» **Given exercise**
Reproduce all the lines below exactly and omit the images.
__________
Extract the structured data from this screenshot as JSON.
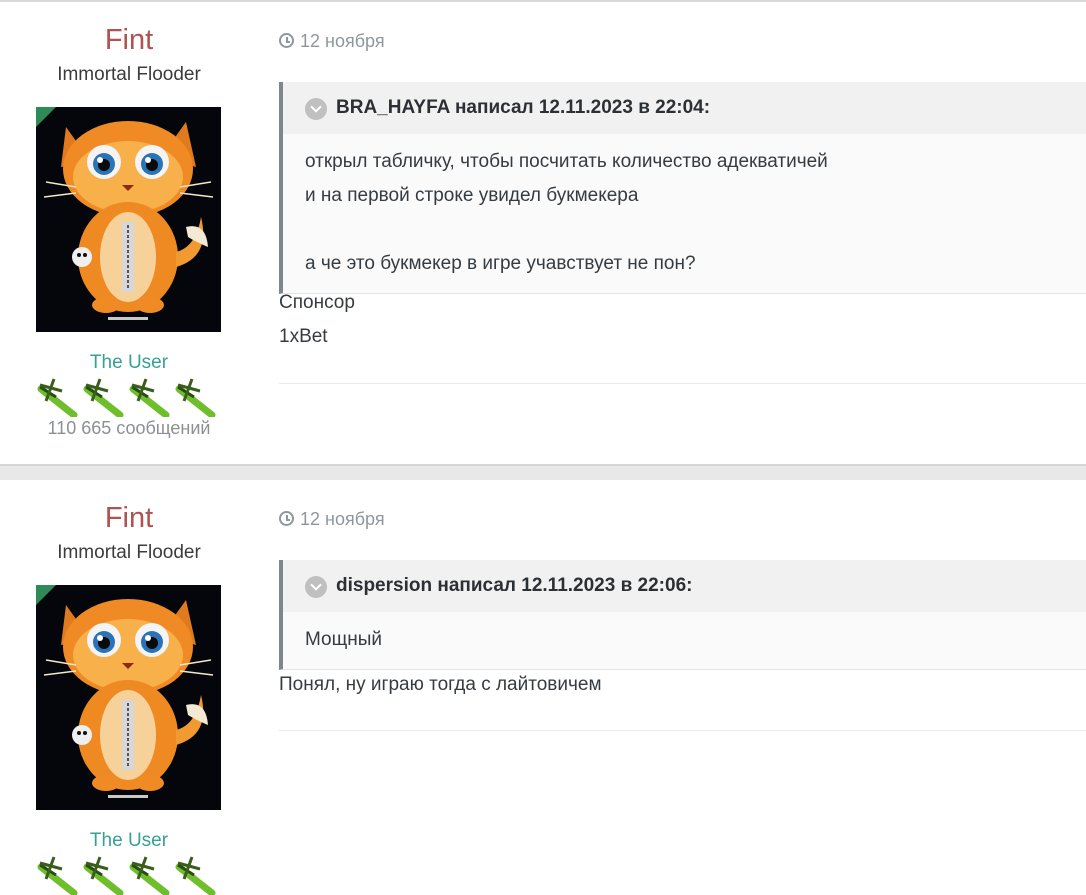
{
  "posts": [
    {
      "author": {
        "name": "Fint",
        "title": "Immortal Flooder",
        "group": "The User",
        "post_count": "110 665 сообщений"
      },
      "date": "12 ноября",
      "quote": {
        "header": "BRA_HAYFA написал 12.11.2023 в 22:04:",
        "lines": [
          "открыл табличку, чтобы посчитать количество адекватичей",
          "и на первой строке увидел букмекера",
          "",
          "а че это букмекер в игре учавствует не пон?"
        ]
      },
      "message_lines": [
        "Спонсор",
        "1xBet"
      ]
    },
    {
      "author": {
        "name": "Fint",
        "title": "Immortal Flooder",
        "group": "The User"
      },
      "date": "12 ноября",
      "quote": {
        "header": "dispersion написал 12.11.2023 в 22:06:",
        "lines": [
          "Мощный"
        ]
      },
      "message_lines": [
        "Понял, ну играю тогда с лайтовичем"
      ]
    }
  ],
  "colors": {
    "author_name": "#b05252",
    "group_name": "#36a194",
    "online_badge": "#2e8b57",
    "quote_border": "#7e878d"
  },
  "icons": [
    "clock-icon",
    "chevron-down-icon",
    "online-badge",
    "rank-icon"
  ]
}
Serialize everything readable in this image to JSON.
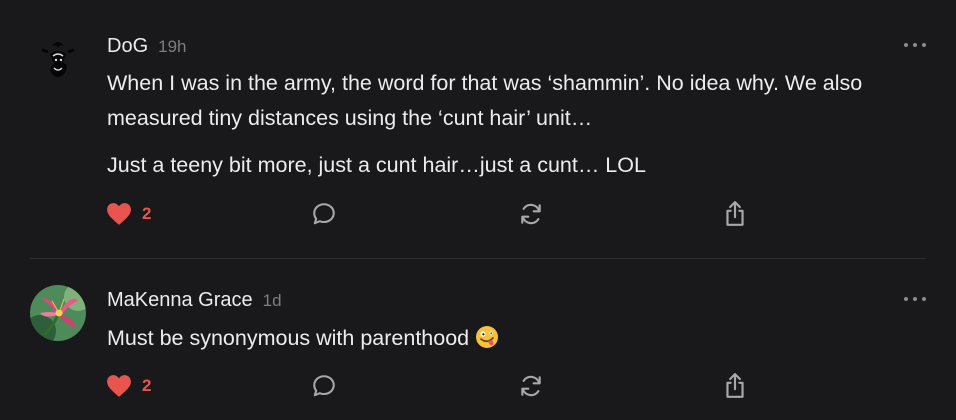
{
  "comments": [
    {
      "author": "DoG",
      "time": "19h",
      "paragraphs": [
        "When I was in the army, the word for that was ‘shammin’. No idea why. We also measured tiny distances using the ‘cunt hair’ unit…",
        "Just a teeny bit more, just a cunt hair…just a cunt… LOL"
      ],
      "like_count": "2",
      "liked": true
    },
    {
      "author": "MaKenna Grace",
      "time": "1d",
      "text": "Must be synonymous with parenthood",
      "emoji": "zany-face",
      "like_count": "2",
      "liked": true
    }
  ],
  "colors": {
    "background": "#19191b",
    "text": "#ececec",
    "muted": "#7d7d80",
    "like": "#e8554e",
    "icon": "#a8a8ab"
  },
  "icons": [
    "heart-icon",
    "comment-icon",
    "restack-icon",
    "share-icon",
    "more-icon"
  ]
}
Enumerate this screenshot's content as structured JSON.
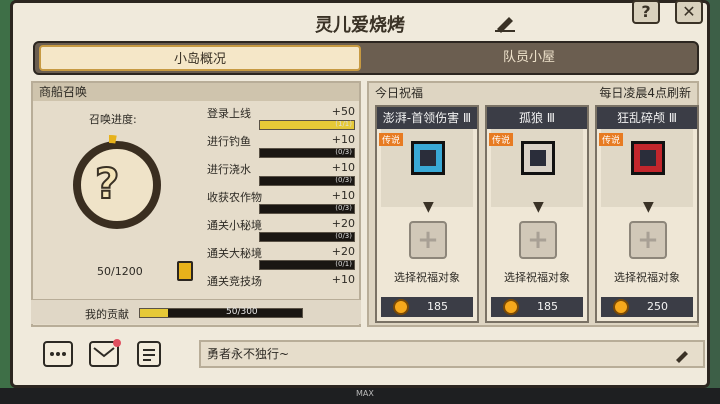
{
  "title": "灵儿爱烧烤",
  "tabs": [
    {
      "label": "小岛概况"
    },
    {
      "label": "队员小屋"
    }
  ],
  "left": {
    "section_title": "商船召唤",
    "progress_label": "召唤进度:",
    "count": "50/1200",
    "tasks": [
      {
        "name": "登录上线",
        "reward": "+50",
        "progress": "(1/1)",
        "fill": 1.0
      },
      {
        "name": "进行钓鱼",
        "reward": "+10",
        "progress": "(0/3)",
        "fill": 0.0
      },
      {
        "name": "进行浇水",
        "reward": "+10",
        "progress": "(0/3)",
        "fill": 0.0
      },
      {
        "name": "收获农作物",
        "reward": "+10",
        "progress": "(0/3)",
        "fill": 0.0
      },
      {
        "name": "通关小秘境",
        "reward": "+20",
        "progress": "(0/3)",
        "fill": 0.0
      },
      {
        "name": "通关大秘境",
        "reward": "+20",
        "progress": "(0/1)",
        "fill": 0.0
      },
      {
        "name": "通关竞技场",
        "reward": "+10",
        "progress": "",
        "fill": 0.0
      }
    ],
    "contribution_label": "我的贡献",
    "contribution_value": "50/300",
    "contribution_fill": 0.17
  },
  "right": {
    "title": "今日祝福",
    "refresh_note": "每日凌晨4点刷新",
    "cards": [
      {
        "title": "澎湃-首领伤害 Ⅲ",
        "badge": "传说",
        "choose": "选择祝福对象",
        "cost": "185",
        "icon_color": "#39a9d6"
      },
      {
        "title": "孤狼 Ⅲ",
        "badge": "传说",
        "choose": "选择祝福对象",
        "cost": "185",
        "icon_color": "#d9d2c7"
      },
      {
        "title": "狂乱碎颅 Ⅲ",
        "badge": "传说",
        "choose": "选择祝福对象",
        "cost": "250",
        "icon_color": "#c2262c"
      }
    ]
  },
  "bottom": {
    "motto": "勇者永不独行~"
  },
  "footer_max": "MAX",
  "colors": {
    "accent": "#e6c937",
    "badge": "#e77b22",
    "card_title_bg": "#3b3d46"
  }
}
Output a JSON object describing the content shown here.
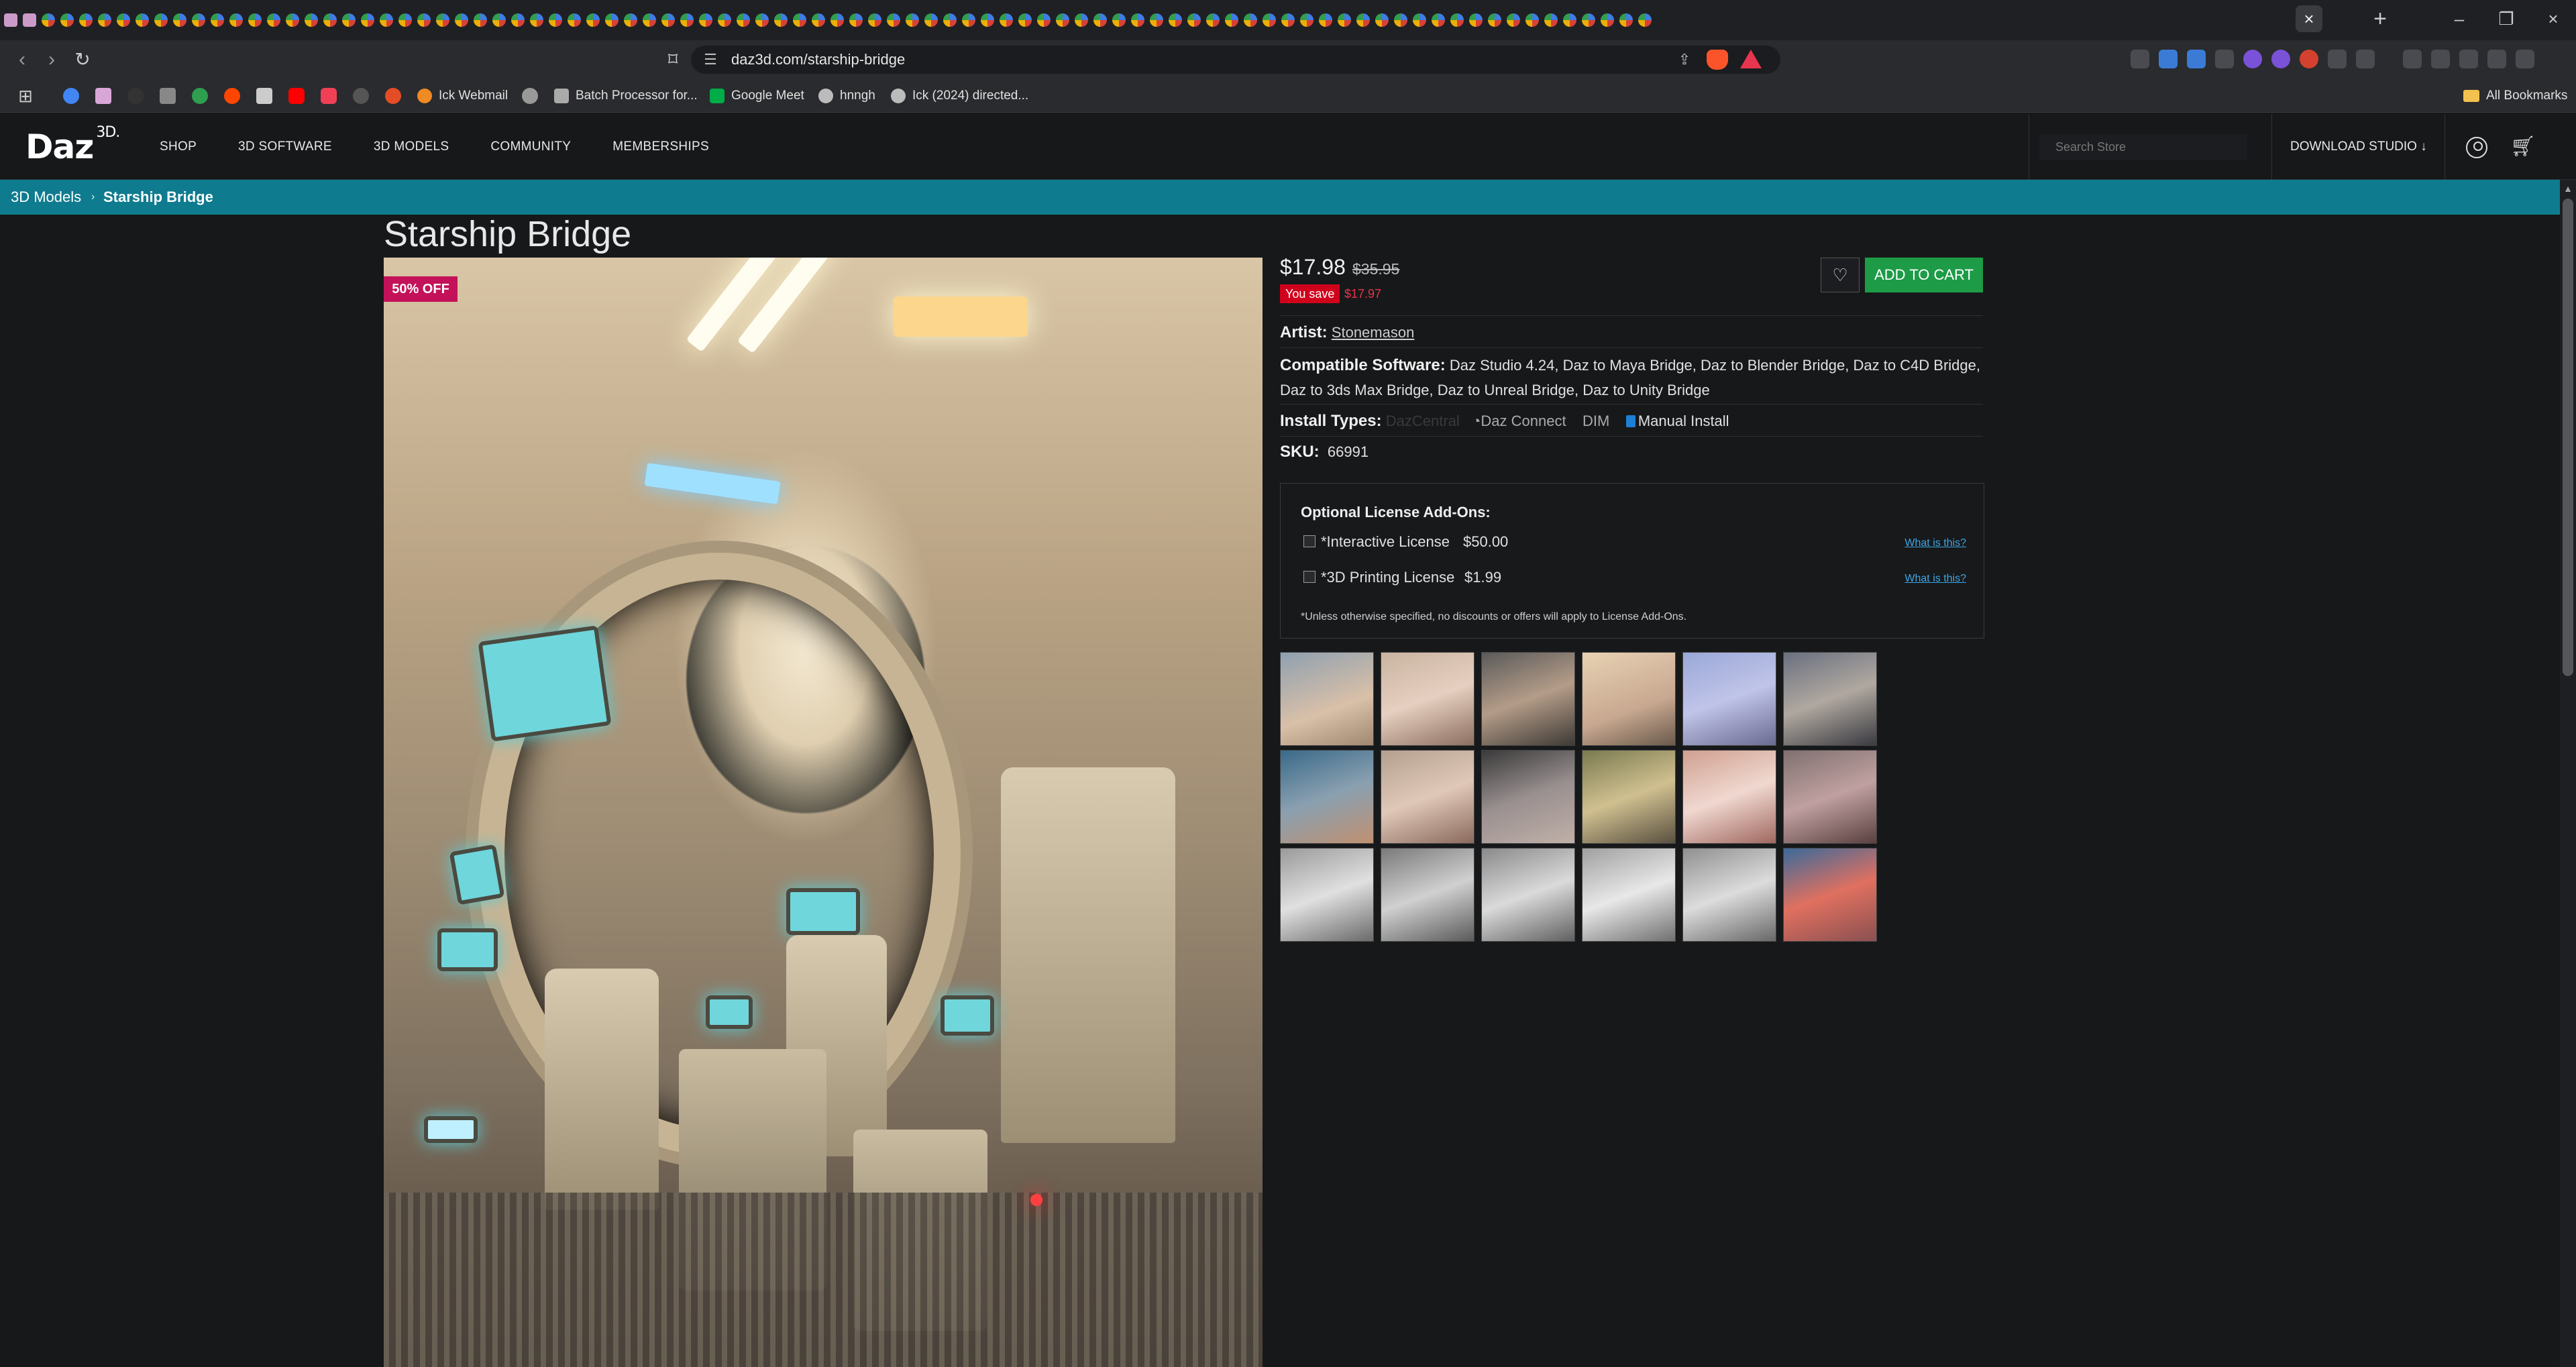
{
  "browser": {
    "url": "daz3d.com/starship-bridge",
    "bookmarks": [
      {
        "label": "Ick Webmail"
      },
      {
        "label": "Batch Processor for..."
      },
      {
        "label": "Google Meet"
      },
      {
        "label": "hnngh"
      },
      {
        "label": "Ick (2024) directed..."
      }
    ],
    "all_bookmarks": "All Bookmarks"
  },
  "header": {
    "logo": "Daz",
    "logo_sup": "3D.",
    "nav": [
      "SHOP",
      "3D SOFTWARE",
      "3D MODELS",
      "COMMUNITY",
      "MEMBERSHIPS"
    ],
    "search_placeholder": "Search Store",
    "download_studio": "DOWNLOAD STUDIO ↓"
  },
  "breadcrumb": {
    "parent": "3D Models",
    "separator": "›",
    "current": "Starship Bridge"
  },
  "product": {
    "title": "Starship Bridge",
    "discount_badge": "50% OFF",
    "price": "$17.98",
    "old_price": "$35.95",
    "you_save_label": "You save",
    "save_amount": "$17.97",
    "add_to_cart": "ADD TO CART",
    "artist_label": "Artist:",
    "artist": "Stonemason",
    "compatible_label": "Compatible Software:",
    "compatible": "Daz Studio 4.24, Daz to Maya Bridge, Daz to Blender Bridge, Daz to C4D Bridge, Daz to 3ds Max Bridge, Daz to Unreal Bridge, Daz to Unity Bridge",
    "install_label": "Install Types:",
    "install_types": [
      "DazCentral",
      "Daz Connect",
      "DIM",
      "Manual Install"
    ],
    "sku_label": "SKU:",
    "sku": "66991"
  },
  "license": {
    "title": "Optional License Add-Ons:",
    "items": [
      {
        "label": "*Interactive License",
        "price": "$50.00",
        "link": "What is this?"
      },
      {
        "label": "*3D Printing License",
        "price": "$1.99",
        "link": "What is this?"
      }
    ],
    "note": "*Unless otherwise specified, no discounts or offers will apply to License Add-Ons."
  },
  "colors": {
    "accent_teal": "#0f7b8e",
    "badge_pink": "#c3125a",
    "save_red": "#d0021b",
    "cart_green": "#1d9b47",
    "link_blue": "#3ba7e6"
  }
}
__________
» **Task response**
Extract the structured data from this screenshot as JSON.
{
  "posts": [
    {
      "author": {
        "name": "Fint",
        "title": "Immortal Flooder",
        "group": "The User",
        "post_count": "110 665 сообщений"
      },
      "date": "12 ноября",
      "quote": {
        "header": "BRA_HAYFA написал 12.11.2023 в 22:04:",
        "lines": [
          "открыл табличку, чтобы посчитать количество адекватичей",
          "и на первой строке увидел букмекера",
          "",
          "а че это букмекер в игре учавствует не пон?"
        ]
      },
      "message_lines": [
        "Спонсор",
        "1xBet"
      ]
    },
    {
      "author": {
        "name": "Fint",
        "title": "Immortal Flooder",
        "group": "The User"
      },
      "date": "12 ноября",
      "quote": {
        "header": "dispersion написал 12.11.2023 в 22:06:",
        "lines": [
          "Мощный"
        ]
      },
      "message_lines": [
        "Понял, ну играю тогда с лайтовичем"
      ]
    }
  ],
  "colors": {
    "author_name": "#b05252",
    "group_name": "#36a194",
    "online_badge": "#2e8b57",
    "quote_border": "#7e878d"
  },
  "icons": [
    "clock-icon",
    "chevron-down-icon",
    "online-badge",
    "rank-icon"
  ]
}
Serialize everything readable in this image to JSON.
{
  "comments": [
    {
      "author": "DoG",
      "time": "19h",
      "paragraphs": [
        "When I was in the army, the word for that was ‘shammin’. No idea why. We also measured tiny distances using the ‘cunt hair’ unit…",
        "Just a teeny bit more, just a cunt hair…just a cunt… LOL"
      ],
      "like_count": "2",
      "liked": true
    },
    {
      "author": "MaKenna Grace",
      "time": "1d",
      "text": "Must be synonymous with parenthood",
      "emoji": "zany-face",
      "like_count": "2",
      "liked": true
    }
  ],
  "colors": {
    "background": "#19191b",
    "text": "#ececec",
    "muted": "#7d7d80",
    "like": "#e8554e",
    "icon": "#a8a8ab"
  },
  "icons": [
    "heart-icon",
    "comment-icon",
    "restack-icon",
    "share-icon",
    "more-icon"
  ]
}
Enumerate this screenshot's content as structured JSON.
{
  "title": "灵儿爱烧烤",
  "tabs": [
    {
      "label": "小岛概况"
    },
    {
      "label": "队员小屋"
    }
  ],
  "left": {
    "section_title": "商船召唤",
    "progress_label": "召唤进度:",
    "count": "50/1200",
    "tasks": [
      {
        "name": "登录上线",
        "reward": "+50",
        "progress": "(1/1)",
        "fill": 1.0
      },
      {
        "name": "进行钓鱼",
        "reward": "+10",
        "progress": "(0/3)",
        "fill": 0.0
      },
      {
        "name": "进行浇水",
        "reward": "+10",
        "progress": "(0/3)",
        "fill": 0.0
      },
      {
        "name": "收获农作物",
        "reward": "+10",
        "progress": "(0/3)",
        "fill": 0.0
      },
      {
        "name": "通关小秘境",
        "reward": "+20",
        "progress": "(0/3)",
        "fill": 0.0
      },
      {
        "name": "通关大秘境",
        "reward": "+20",
        "progress": "(0/1)",
        "fill": 0.0
      },
      {
        "name": "通关竞技场",
        "reward": "+10",
        "progress": "",
        "fill": 0.0
      }
    ],
    "contribution_label": "我的贡献",
    "contribution_value": "50/300",
    "contribution_fill": 0.17
  },
  "right": {
    "title": "今日祝福",
    "refresh_note": "每日凌晨4点刷新",
    "cards": [
      {
        "title": "澎湃-首领伤害 Ⅲ",
        "badge": "传说",
        "choose": "选择祝福对象",
        "cost": "185",
        "icon_color": "#39a9d6"
      },
      {
        "title": "孤狼 Ⅲ",
        "badge": "传说",
        "choose": "选择祝福对象",
        "cost": "185",
        "icon_color": "#d9d2c7"
      },
      {
        "title": "狂乱碎颅 Ⅲ",
        "badge": "传说",
        "choose": "选择祝福对象",
        "cost": "250",
        "icon_color": "#c2262c"
      }
    ]
  },
  "bottom": {
    "motto": "勇者永不独行~"
  },
  "footer_max": "MAX",
  "colors": {
    "accent": "#e6c937",
    "badge": "#e77b22",
    "card_title_bg": "#3b3d46"
  }
}
Output a JSON object describing the content shown here.
{
  "browser": {
    "url": "daz3d.com/starship-bridge",
    "bookmarks": [
      {
        "label": "Ick Webmail"
      },
      {
        "label": "Batch Processor for..."
      },
      {
        "label": "Google Meet"
      },
      {
        "label": "hnngh"
      },
      {
        "label": "Ick (2024) directed..."
      }
    ],
    "all_bookmarks": "All Bookmarks"
  },
  "header": {
    "logo": "Daz",
    "logo_sup": "3D.",
    "nav": [
      "SHOP",
      "3D SOFTWARE",
      "3D MODELS",
      "COMMUNITY",
      "MEMBERSHIPS"
    ],
    "search_placeholder": "Search Store",
    "download_studio": "DOWNLOAD STUDIO ↓"
  },
  "breadcrumb": {
    "parent": "3D Models",
    "separator": "›",
    "current": "Starship Bridge"
  },
  "product": {
    "title": "Starship Bridge",
    "discount_badge": "50% OFF",
    "price": "$17.98",
    "old_price": "$35.95",
    "you_save_label": "You save",
    "save_amount": "$17.97",
    "add_to_cart": "ADD TO CART",
    "artist_label": "Artist:",
    "artist": "Stonemason",
    "compatible_label": "Compatible Software:",
    "compatible": "Daz Studio 4.24, Daz to Maya Bridge, Daz to Blender Bridge, Daz to C4D Bridge, Daz to 3ds Max Bridge, Daz to Unreal Bridge, Daz to Unity Bridge",
    "install_label": "Install Types:",
    "install_types": [
      "DazCentral",
      "Daz Connect",
      "DIM",
      "Manual Install"
    ],
    "sku_label": "SKU:",
    "sku": "66991"
  },
  "license": {
    "title": "Optional License Add-Ons:",
    "items": [
      {
        "label": "*Interactive License",
        "price": "$50.00",
        "link": "What is this?"
      },
      {
        "label": "*3D Printing License",
        "price": "$1.99",
        "link": "What is this?"
      }
    ],
    "note": "*Unless otherwise specified, no discounts or offers will apply to License Add-Ons."
  },
  "colors": {
    "accent_teal": "#0f7b8e",
    "badge_pink": "#c3125a",
    "save_red": "#d0021b",
    "cart_green": "#1d9b47",
    "link_blue": "#3ba7e6"
  }
}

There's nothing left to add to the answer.